§ **Written exercise**: Extract each line bearing the word "source".

Figure record listings:

[start]

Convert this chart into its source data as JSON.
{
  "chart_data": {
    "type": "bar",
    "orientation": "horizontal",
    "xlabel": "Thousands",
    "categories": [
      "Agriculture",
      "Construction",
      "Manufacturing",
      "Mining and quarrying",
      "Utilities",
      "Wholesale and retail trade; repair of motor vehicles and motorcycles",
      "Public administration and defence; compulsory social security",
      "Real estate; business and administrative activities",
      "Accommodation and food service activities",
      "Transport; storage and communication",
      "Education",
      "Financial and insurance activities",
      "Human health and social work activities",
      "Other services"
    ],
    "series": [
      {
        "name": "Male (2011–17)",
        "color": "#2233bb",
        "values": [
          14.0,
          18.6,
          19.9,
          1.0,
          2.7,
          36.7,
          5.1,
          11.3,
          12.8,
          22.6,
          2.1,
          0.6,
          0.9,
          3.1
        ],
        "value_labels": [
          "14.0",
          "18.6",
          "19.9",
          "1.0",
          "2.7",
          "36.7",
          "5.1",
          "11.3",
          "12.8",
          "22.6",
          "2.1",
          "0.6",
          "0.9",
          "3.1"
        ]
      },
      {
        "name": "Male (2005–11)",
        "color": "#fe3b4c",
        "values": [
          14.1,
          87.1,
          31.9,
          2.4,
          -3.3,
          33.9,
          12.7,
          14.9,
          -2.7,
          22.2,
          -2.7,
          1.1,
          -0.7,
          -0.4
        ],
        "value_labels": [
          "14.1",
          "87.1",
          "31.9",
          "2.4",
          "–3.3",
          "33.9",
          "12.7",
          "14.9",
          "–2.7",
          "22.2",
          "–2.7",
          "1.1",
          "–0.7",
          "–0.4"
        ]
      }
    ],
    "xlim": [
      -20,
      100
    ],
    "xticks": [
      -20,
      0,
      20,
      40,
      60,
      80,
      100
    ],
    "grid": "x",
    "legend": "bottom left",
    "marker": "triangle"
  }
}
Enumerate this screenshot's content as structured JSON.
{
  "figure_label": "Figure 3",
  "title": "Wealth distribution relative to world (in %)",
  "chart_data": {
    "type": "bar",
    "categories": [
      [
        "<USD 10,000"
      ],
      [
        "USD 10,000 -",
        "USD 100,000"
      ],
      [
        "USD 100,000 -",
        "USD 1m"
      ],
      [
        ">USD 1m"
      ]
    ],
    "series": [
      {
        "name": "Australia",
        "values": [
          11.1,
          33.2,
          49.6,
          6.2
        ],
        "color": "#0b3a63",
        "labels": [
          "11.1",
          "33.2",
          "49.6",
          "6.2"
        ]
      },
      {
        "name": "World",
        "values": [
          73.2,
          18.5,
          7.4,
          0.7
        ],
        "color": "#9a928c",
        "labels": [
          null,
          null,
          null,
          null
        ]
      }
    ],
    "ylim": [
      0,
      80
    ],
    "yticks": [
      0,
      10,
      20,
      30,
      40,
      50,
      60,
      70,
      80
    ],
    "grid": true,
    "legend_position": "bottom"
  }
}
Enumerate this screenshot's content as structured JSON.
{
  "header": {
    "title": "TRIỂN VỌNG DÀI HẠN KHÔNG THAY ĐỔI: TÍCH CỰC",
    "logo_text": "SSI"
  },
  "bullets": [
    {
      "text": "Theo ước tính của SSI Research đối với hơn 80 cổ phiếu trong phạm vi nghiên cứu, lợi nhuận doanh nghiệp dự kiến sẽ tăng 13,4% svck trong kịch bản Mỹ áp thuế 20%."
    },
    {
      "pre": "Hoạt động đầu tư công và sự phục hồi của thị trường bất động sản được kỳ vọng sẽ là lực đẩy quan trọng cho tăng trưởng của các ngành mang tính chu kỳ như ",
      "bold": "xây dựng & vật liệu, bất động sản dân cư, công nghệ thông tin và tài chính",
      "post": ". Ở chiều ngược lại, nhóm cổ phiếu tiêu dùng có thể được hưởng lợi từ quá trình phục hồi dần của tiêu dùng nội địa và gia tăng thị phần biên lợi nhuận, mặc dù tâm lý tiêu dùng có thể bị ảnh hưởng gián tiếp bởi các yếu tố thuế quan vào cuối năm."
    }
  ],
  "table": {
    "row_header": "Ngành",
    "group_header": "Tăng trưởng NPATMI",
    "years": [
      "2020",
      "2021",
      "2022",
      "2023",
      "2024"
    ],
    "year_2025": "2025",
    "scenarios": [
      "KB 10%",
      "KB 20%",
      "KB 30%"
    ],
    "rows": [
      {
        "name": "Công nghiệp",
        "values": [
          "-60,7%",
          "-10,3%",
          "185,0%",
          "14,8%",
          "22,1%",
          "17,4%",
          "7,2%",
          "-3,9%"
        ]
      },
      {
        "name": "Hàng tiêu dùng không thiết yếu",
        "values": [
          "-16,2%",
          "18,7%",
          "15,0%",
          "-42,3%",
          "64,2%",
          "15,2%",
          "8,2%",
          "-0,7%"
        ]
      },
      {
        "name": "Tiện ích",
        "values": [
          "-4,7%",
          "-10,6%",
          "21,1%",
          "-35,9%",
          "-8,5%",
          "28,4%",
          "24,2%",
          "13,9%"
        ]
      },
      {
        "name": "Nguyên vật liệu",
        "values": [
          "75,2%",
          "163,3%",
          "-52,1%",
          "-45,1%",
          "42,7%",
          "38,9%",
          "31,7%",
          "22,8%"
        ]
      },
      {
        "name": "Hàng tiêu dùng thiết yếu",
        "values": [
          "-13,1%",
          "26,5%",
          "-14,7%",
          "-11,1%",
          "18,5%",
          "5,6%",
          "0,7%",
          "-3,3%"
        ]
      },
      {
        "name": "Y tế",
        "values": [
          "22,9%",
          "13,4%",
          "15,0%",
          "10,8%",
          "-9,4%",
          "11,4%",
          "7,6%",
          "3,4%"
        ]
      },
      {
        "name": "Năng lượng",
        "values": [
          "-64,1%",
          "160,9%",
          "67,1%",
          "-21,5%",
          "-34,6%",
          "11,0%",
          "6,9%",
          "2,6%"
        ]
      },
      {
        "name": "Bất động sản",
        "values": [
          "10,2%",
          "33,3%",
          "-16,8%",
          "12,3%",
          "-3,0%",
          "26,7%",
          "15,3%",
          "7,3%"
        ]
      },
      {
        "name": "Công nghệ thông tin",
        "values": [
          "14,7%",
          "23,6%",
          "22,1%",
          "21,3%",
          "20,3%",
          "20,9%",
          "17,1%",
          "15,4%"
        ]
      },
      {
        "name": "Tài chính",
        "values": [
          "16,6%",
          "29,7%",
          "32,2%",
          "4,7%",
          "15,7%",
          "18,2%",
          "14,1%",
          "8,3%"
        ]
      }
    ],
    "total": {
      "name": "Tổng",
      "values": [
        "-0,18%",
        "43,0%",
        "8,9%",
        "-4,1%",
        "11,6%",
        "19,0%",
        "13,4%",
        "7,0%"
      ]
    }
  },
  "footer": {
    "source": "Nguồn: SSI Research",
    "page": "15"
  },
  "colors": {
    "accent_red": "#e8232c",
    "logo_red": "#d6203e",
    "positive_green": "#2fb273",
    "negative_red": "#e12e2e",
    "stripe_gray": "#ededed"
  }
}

[end]

§ **Result for this task**:
Convert this chart into its source data as JSON.
    "source": "Nguồn: SSI Research",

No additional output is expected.